_Problem to work on_
Write every record out again exactly as given.

_Records supplied_
- - - -
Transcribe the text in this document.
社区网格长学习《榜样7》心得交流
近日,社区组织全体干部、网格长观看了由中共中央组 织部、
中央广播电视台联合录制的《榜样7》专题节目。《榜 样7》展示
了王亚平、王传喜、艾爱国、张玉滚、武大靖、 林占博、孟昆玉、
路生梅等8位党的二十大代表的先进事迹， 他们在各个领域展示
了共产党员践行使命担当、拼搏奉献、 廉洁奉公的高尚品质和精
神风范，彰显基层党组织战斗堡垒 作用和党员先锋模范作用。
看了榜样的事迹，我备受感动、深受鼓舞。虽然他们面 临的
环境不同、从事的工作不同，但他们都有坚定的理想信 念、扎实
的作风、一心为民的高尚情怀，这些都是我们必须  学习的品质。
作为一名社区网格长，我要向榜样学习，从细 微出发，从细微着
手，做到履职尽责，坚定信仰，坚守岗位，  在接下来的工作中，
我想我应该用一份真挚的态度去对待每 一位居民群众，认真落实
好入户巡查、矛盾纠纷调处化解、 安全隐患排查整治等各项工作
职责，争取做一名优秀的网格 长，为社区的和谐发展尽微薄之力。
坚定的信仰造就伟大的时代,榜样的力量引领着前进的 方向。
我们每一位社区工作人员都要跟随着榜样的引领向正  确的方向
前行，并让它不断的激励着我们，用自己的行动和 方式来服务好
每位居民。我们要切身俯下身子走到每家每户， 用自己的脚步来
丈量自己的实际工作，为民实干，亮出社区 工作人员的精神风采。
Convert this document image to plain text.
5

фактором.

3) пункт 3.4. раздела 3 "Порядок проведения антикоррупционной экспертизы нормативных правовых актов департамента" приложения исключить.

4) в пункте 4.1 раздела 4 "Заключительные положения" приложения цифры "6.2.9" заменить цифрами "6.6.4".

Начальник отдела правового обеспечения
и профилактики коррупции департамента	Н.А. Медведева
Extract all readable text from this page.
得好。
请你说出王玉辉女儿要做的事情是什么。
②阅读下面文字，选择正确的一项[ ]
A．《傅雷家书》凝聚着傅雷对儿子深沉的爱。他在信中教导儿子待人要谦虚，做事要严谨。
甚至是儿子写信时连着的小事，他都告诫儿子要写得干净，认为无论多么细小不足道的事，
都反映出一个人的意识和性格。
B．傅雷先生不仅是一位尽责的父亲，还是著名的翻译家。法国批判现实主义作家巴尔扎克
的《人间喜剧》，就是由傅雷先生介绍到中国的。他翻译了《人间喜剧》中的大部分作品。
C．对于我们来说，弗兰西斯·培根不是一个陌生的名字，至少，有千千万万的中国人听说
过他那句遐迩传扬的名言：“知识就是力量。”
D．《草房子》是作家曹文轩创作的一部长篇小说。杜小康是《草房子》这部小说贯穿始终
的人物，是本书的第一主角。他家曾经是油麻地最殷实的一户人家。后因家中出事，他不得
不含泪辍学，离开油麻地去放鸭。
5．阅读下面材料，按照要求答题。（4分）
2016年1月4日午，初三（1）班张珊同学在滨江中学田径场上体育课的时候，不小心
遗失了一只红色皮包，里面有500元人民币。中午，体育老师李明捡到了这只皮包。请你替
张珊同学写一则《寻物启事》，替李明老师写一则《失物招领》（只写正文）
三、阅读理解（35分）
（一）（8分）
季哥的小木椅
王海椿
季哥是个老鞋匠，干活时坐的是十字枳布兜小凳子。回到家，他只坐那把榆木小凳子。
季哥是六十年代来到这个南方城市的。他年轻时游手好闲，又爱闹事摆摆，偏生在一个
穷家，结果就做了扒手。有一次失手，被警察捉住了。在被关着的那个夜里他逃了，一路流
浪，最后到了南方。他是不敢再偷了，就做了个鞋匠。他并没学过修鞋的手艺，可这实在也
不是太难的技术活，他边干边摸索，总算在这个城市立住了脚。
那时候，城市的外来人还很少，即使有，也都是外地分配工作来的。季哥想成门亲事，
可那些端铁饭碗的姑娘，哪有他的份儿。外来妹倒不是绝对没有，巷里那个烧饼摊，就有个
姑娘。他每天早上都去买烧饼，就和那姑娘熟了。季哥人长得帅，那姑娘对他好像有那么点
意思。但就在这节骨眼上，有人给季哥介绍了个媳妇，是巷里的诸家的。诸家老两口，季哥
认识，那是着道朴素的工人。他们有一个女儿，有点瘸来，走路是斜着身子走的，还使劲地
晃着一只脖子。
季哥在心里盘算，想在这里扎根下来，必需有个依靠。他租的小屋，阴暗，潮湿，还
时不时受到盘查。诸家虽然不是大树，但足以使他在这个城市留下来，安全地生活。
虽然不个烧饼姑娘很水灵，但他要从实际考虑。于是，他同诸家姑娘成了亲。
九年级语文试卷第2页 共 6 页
- - - -
_Task response_
Transcribe the text in this document.
社区网格长学习《榜样7》心得交流
近日,社区组织全体干部、网格长观看了由中共中央组 织部、
中央广播电视台联合录制的《榜样7》专题节目。《榜 样7》展示
了王亚平、王传喜、艾爱国、张玉滚、武大靖、 林占博、孟昆玉、
路生梅等8位党的二十大代表的先进事迹， 他们在各个领域展示
了共产党员践行使命担当、拼搏奉献、 廉洁奉公的高尚品质和精
神风范，彰显基层党组织战斗堡垒 作用和党员先锋模范作用。
看了榜样的事迹，我备受感动、深受鼓舞。虽然他们面 临的
环境不同、从事的工作不同，但他们都有坚定的理想信 念、扎实
的作风、一心为民的高尚情怀，这些都是我们必须  学习的品质。
作为一名社区网格长，我要向榜样学习，从细 微出发，从细微着
手，做到履职尽责，坚定信仰，坚守岗位，  在接下来的工作中，
我想我应该用一份真挚的态度去对待每 一位居民群众，认真落实
好入户巡查、矛盾纠纷调处化解、 安全隐患排查整治等各项工作
职责，争取做一名优秀的网格 长，为社区的和谐发展尽微薄之力。
坚定的信仰造就伟大的时代,榜样的力量引领着前进的 方向。
我们每一位社区工作人员都要跟随着榜样的引领向正  确的方向
前行，并让它不断的激励着我们，用自己的行动和 方式来服务好
每位居民。我们要切身俯下身子走到每家每户， 用自己的脚步来
丈量自己的实际工作，为民实干，亮出社区 工作人员的精神风采。
Convert this document image to plain text.
5

фактором.

3) пункт 3.4. раздела 3 "Порядок проведения антикоррупционной экспертизы нормативных правовых актов департамента" приложения исключить.

4) в пункте 4.1 раздела 4 "Заключительные положения" приложения цифры "6.2.9" заменить цифрами "6.6.4".

Начальник отдела правового обеспечения
и профилактики коррупции департамента	Н.А. Медведева
Extract all readable text from this page.
得好。
请你说出王玉辉女儿要做的事情是什么。
②阅读下面文字，选择正确的一项[ ]
A．《傅雷家书》凝聚着傅雷对儿子深沉的爱。他在信中教导儿子待人要谦虚，做事要严谨。
甚至是儿子写信时连着的小事，他都告诫儿子要写得干净，认为无论多么细小不足道的事，
都反映出一个人的意识和性格。
B．傅雷先生不仅是一位尽责的父亲，还是著名的翻译家。法国批判现实主义作家巴尔扎克
的《人间喜剧》，就是由傅雷先生介绍到中国的。他翻译了《人间喜剧》中的大部分作品。
C．对于我们来说，弗兰西斯·培根不是一个陌生的名字，至少，有千千万万的中国人听说
过他那句遐迩传扬的名言：“知识就是力量。”
D．《草房子》是作家曹文轩创作的一部长篇小说。杜小康是《草房子》这部小说贯穿始终
的人物，是本书的第一主角。他家曾经是油麻地最殷实的一户人家。后因家中出事，他不得
不含泪辍学，离开油麻地去放鸭。
5．阅读下面材料，按照要求答题。（4分）
2016年1月4日午，初三（1）班张珊同学在滨江中学田径场上体育课的时候，不小心
遗失了一只红色皮包，里面有500元人民币。中午，体育老师李明捡到了这只皮包。请你替
张珊同学写一则《寻物启事》，替李明老师写一则《失物招领》（只写正文）
三、阅读理解（35分）
（一）（8分）
季哥的小木椅
王海椿
季哥是个老鞋匠，干活时坐的是十字枳布兜小凳子。回到家，他只坐那把榆木小凳子。
季哥是六十年代来到这个南方城市的。他年轻时游手好闲，又爱闹事摆摆，偏生在一个
穷家，结果就做了扒手。有一次失手，被警察捉住了。在被关着的那个夜里他逃了，一路流
浪，最后到了南方。他是不敢再偷了，就做了个鞋匠。他并没学过修鞋的手艺，可这实在也
不是太难的技术活，他边干边摸索，总算在这个城市立住了脚。
那时候，城市的外来人还很少，即使有，也都是外地分配工作来的。季哥想成门亲事，
可那些端铁饭碗的姑娘，哪有他的份儿。外来妹倒不是绝对没有，巷里那个烧饼摊，就有个
姑娘。他每天早上都去买烧饼，就和那姑娘熟了。季哥人长得帅，那姑娘对他好像有那么点
意思。但就在这节骨眼上，有人给季哥介绍了个媳妇，是巷里的诸家的。诸家老两口，季哥
认识，那是着道朴素的工人。他们有一个女儿，有点瘸来，走路是斜着身子走的，还使劲地
晃着一只脖子。
季哥在心里盘算，想在这里扎根下来，必需有个依靠。他租的小屋，阴暗，潮湿，还
时不时受到盘查。诸家虽然不是大树，但足以使他在这个城市留下来，安全地生活。
虽然不个烧饼姑娘很水灵，但他要从实际考虑。于是，他同诸家姑娘成了亲。
九年级语文试卷第2页 共 6 页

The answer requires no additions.